▸ **EXERCISE AIM**
Scan the data below and pick out the lines containing the word "price".

##### INPUT MATERIAL

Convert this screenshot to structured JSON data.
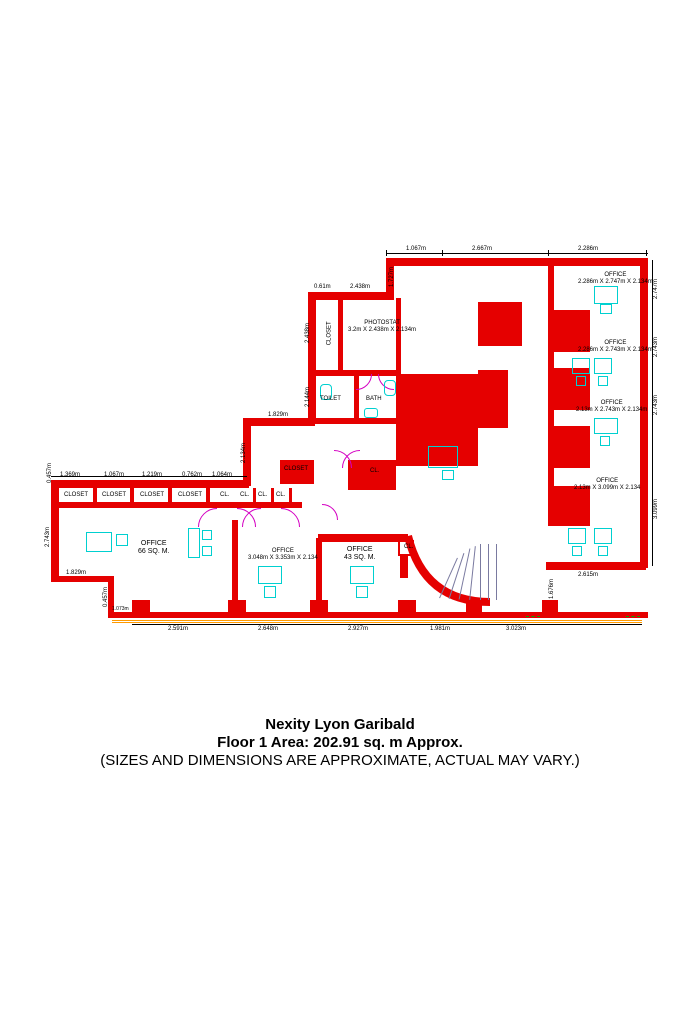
{
  "title": {
    "line1": "Nexity Lyon Garibald",
    "line2": "Floor 1 Area: 202.91 sq. m Approx.",
    "line3": "(SIZES AND DIMENSIONS ARE APPROXIMATE, ACTUAL MAY VARY.)"
  },
  "rooms": {
    "office66": {
      "label": "OFFICE",
      "area": "66 SQ. M."
    },
    "office_b1": {
      "label": "OFFICE",
      "dims": "3.048m X 3.353m X 2.134"
    },
    "office43": {
      "label": "OFFICE",
      "area": "43 SQ. M."
    },
    "office_r1": {
      "label": "OFFICE",
      "dims": "2.286m X 2.747m X 2.134m"
    },
    "office_r2": {
      "label": "OFFICE",
      "dims": "2.286m X 2.743m X 2.134m"
    },
    "office_r3": {
      "label": "OFFICE",
      "dims": "2.13m X 2.743m X 2.134m"
    },
    "office_r4": {
      "label": "OFFICE",
      "dims": "2.13m X 3.099m X 2.134"
    },
    "photostat": {
      "label": "PHOTOSTAT",
      "dims": "3.2m X 2.438m X 2.134m"
    },
    "toilet": {
      "label": "TOILET"
    },
    "bath": {
      "label": "BATH"
    },
    "closet": {
      "c1": "CLOSET",
      "c2": "CLOSET",
      "c3": "CLOSET",
      "c4": "CLOSET",
      "c5": "CLOSET",
      "c6": "CLOSET",
      "cl": "CL."
    }
  },
  "dims": {
    "top": {
      "d1": "1.067m",
      "d2": "2.667m",
      "d3": "2.286m"
    },
    "upper": {
      "d1": "0.61m",
      "d2": "2.438m",
      "v1": "1.727m",
      "v2": "2.438m"
    },
    "mid": {
      "d1": "1.829m",
      "v1": "2.144m",
      "v2": "2.134m"
    },
    "leftTop": {
      "v1": "0.457m",
      "d1": "1.369m",
      "d2": "1.067m",
      "d3": "1.219m",
      "d4": "0.762m",
      "d5": "1.064m"
    },
    "leftSide": {
      "v1": "2.743m",
      "d1": "1.829m",
      "v2": "0.457m",
      "d2": "1.073m"
    },
    "bottom": {
      "d1": "2.591m",
      "d2": "2.648m",
      "d3": "2.927m",
      "d4": "1.981m",
      "d5": "3.023m"
    },
    "right": {
      "v1": "2.747m",
      "v2": "2.743m",
      "v3": "2.743m",
      "v4": "3.099m",
      "d1": "2.615m",
      "v5": "1.676m"
    }
  }
}
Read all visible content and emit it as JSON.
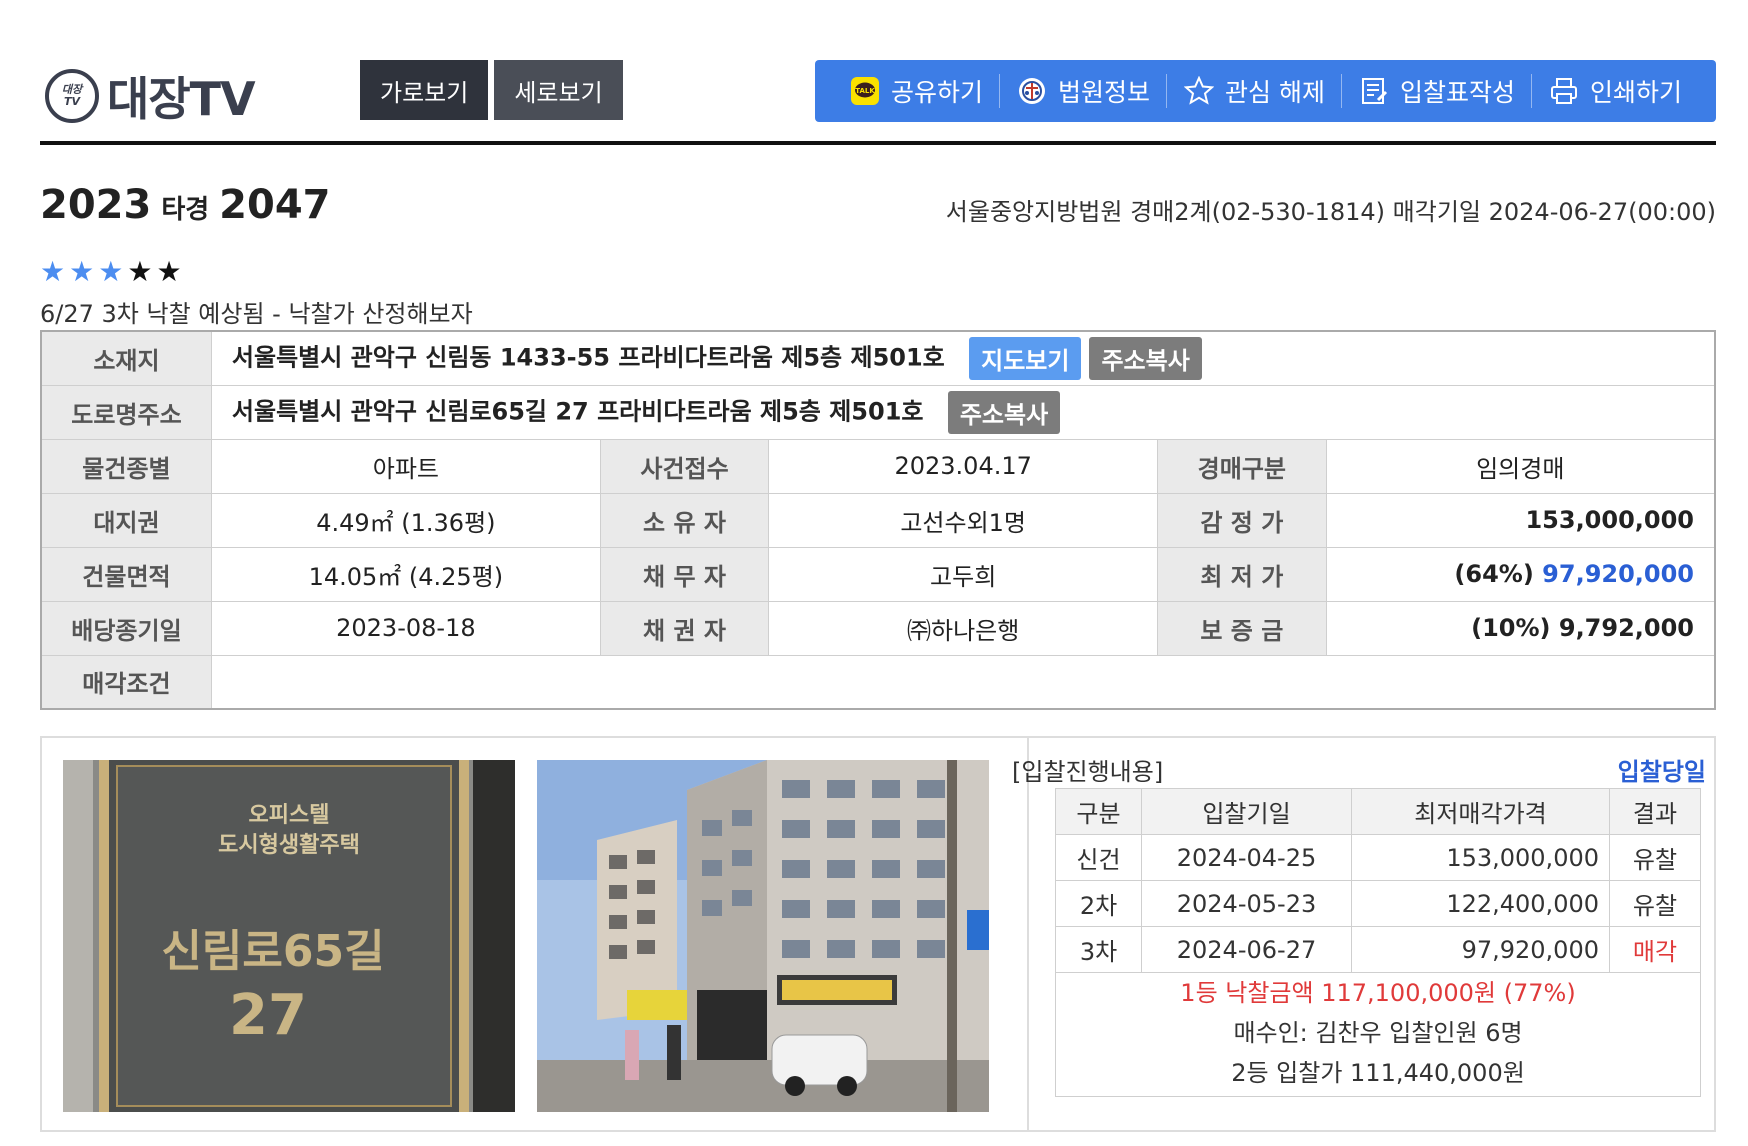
{
  "header": {
    "logo_mark_top": "대장",
    "logo_mark_bottom": "TV",
    "logo_text": "대장TV",
    "view_horizontal": "가로보기",
    "view_vertical": "세로보기",
    "tools": [
      {
        "label": "공유하기",
        "icon": "kakao-talk-icon"
      },
      {
        "label": "법원정보",
        "icon": "court-emblem-icon"
      },
      {
        "label": "관심 해제",
        "icon": "star-outline-icon"
      },
      {
        "label": "입찰표작성",
        "icon": "document-edit-icon"
      },
      {
        "label": "인쇄하기",
        "icon": "printer-icon"
      }
    ],
    "colors": {
      "toolbar": "#3d7de6",
      "view_btn": "#2f333c"
    }
  },
  "case": {
    "year": "2023",
    "type": "타경",
    "number": "2047",
    "court_info": "서울중앙지방법원 경매2계(02-530-1814) 매각기일 2024-06-27(00:00)",
    "stars_filled": 3,
    "stars_total": 5,
    "memo": "6/27 3차 낙찰 예상됨 - 낙찰가 산정해보자"
  },
  "info": {
    "location_label": "소재지",
    "location": "서울특별시 관악구 신림동 1433-55 프라비다트라움 제5층 제501호",
    "map_button": "지도보기",
    "copy_button": "주소복사",
    "road_label": "도로명주소",
    "road": "서울특별시 관악구 신림로65길 27 프라비다트라움 제5층 제501호",
    "type_label": "물건종별",
    "type": "아파트",
    "filed_label": "사건접수",
    "filed": "2023.04.17",
    "auction_kind_label": "경매구분",
    "auction_kind": "임의경매",
    "land_label": "대지권",
    "land": "4.49㎡ (1.36평)",
    "owner_label": "소 유 자",
    "owner": "고선수외1명",
    "appraisal_label": "감 정 가",
    "appraisal": "153,000,000",
    "building_label": "건물면적",
    "building": "14.05㎡ (4.25평)",
    "debtor_label": "채 무 자",
    "debtor": "고두희",
    "min_label": "최 저 가",
    "min_pct": "(64%)",
    "min_value": "97,920,000",
    "dividend_label": "배당종기일",
    "dividend": "2023-08-18",
    "creditor_label": "채 권 자",
    "creditor": "㈜하나은행",
    "deposit_label": "보 증 금",
    "deposit": "(10%) 9,792,000",
    "conditions_label": "매각조건",
    "conditions": ""
  },
  "photos": {
    "sign_line1": "오피스텔",
    "sign_line2": "도시형생활주택",
    "sign_street": "신림로65길",
    "sign_number": "27"
  },
  "bidding": {
    "title": "[입찰진행내용]",
    "today_link": "입찰당일",
    "headers": [
      "구분",
      "입찰기일",
      "최저매각가격",
      "결과"
    ],
    "rows": [
      {
        "round": "신건",
        "date": "2024-04-25",
        "price": "153,000,000",
        "result": "유찰"
      },
      {
        "round": "2차",
        "date": "2024-05-23",
        "price": "122,400,000",
        "result": "유찰"
      },
      {
        "round": "3차",
        "date": "2024-06-27",
        "price": "97,920,000",
        "result": "매각"
      }
    ],
    "winning": "1등 낙찰금액 117,100,000원 (77%)",
    "buyer": "매수인: 김찬우 입찰인원 6명",
    "second": "2등 입찰가 111,440,000원"
  }
}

##########

▸ **RIGHT ANSWER**
        "price": "153,000,000",
        "price": "122,400,000",
        "price": "97,920,000",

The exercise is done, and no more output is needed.